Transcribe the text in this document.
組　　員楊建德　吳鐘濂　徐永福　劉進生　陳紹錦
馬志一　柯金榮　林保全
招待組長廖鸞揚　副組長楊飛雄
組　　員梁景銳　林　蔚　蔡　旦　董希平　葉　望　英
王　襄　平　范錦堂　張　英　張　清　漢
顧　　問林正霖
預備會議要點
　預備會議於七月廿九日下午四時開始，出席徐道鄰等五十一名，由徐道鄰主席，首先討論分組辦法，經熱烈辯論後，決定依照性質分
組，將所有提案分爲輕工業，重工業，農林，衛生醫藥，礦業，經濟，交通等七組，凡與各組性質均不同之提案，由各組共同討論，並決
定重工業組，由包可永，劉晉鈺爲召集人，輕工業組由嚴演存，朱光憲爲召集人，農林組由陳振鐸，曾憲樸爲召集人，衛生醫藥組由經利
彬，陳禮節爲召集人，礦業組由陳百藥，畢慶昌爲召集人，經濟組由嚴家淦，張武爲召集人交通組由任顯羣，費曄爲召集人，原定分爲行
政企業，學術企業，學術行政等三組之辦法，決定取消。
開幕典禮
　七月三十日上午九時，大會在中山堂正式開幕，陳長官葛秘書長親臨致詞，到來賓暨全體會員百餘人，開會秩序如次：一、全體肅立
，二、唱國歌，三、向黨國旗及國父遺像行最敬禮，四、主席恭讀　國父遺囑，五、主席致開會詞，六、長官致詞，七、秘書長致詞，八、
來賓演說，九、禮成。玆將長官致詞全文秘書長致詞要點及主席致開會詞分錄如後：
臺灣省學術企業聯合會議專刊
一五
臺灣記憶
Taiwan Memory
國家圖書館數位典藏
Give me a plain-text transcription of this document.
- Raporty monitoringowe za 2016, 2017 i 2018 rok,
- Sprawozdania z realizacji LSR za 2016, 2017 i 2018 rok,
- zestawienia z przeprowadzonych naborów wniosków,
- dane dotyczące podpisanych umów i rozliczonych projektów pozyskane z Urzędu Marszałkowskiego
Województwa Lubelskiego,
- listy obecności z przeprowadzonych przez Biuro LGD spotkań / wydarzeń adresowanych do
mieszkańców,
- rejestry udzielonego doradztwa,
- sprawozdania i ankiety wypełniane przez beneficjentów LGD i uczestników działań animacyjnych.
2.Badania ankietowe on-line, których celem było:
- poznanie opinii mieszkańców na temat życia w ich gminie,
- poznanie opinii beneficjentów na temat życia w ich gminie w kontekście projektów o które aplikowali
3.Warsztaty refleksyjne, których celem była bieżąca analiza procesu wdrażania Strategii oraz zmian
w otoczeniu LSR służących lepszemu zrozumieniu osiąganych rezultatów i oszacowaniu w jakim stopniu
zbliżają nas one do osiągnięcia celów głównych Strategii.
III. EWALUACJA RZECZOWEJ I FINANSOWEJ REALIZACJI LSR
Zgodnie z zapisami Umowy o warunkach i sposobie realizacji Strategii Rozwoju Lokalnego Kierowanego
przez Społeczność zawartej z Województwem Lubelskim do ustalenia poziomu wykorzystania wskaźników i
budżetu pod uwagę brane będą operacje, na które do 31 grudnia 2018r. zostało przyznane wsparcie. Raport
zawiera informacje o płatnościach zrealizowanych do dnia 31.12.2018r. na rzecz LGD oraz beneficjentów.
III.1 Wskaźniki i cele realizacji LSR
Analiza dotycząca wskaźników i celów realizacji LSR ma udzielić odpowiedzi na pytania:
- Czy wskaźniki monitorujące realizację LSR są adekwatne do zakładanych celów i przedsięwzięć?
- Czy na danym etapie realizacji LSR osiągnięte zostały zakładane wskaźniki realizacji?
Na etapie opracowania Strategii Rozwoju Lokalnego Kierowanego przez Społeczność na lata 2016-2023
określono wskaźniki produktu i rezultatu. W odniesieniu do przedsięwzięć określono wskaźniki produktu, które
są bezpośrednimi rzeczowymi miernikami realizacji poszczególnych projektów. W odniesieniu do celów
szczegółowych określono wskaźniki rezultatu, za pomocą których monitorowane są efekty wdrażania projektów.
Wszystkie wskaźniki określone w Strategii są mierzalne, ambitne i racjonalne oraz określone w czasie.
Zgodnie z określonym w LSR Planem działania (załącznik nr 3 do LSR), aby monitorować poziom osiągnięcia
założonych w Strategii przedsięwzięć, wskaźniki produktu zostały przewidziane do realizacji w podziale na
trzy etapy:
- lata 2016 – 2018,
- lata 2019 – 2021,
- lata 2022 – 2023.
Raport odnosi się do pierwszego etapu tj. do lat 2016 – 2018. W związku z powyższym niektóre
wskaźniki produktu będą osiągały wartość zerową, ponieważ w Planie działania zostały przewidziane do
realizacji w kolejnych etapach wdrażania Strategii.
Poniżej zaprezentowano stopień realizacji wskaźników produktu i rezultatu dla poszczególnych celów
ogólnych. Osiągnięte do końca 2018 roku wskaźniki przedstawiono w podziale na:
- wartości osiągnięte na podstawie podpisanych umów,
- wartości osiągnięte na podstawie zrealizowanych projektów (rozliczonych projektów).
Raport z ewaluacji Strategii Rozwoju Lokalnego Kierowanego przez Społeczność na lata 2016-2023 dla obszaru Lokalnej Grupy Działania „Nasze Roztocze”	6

★ ★ ★

- _Task instructions_:
Extract each line holding the word "podziale" from the records.

- _Correct output_:
założonych w Strategii przedsięwzięć, wskaźniki produktu zostały przewidziane do realizacji w podziale na
ogólnych. Osiągnięte do końca 2018 roku wskaźniki przedstawiono w podziale na:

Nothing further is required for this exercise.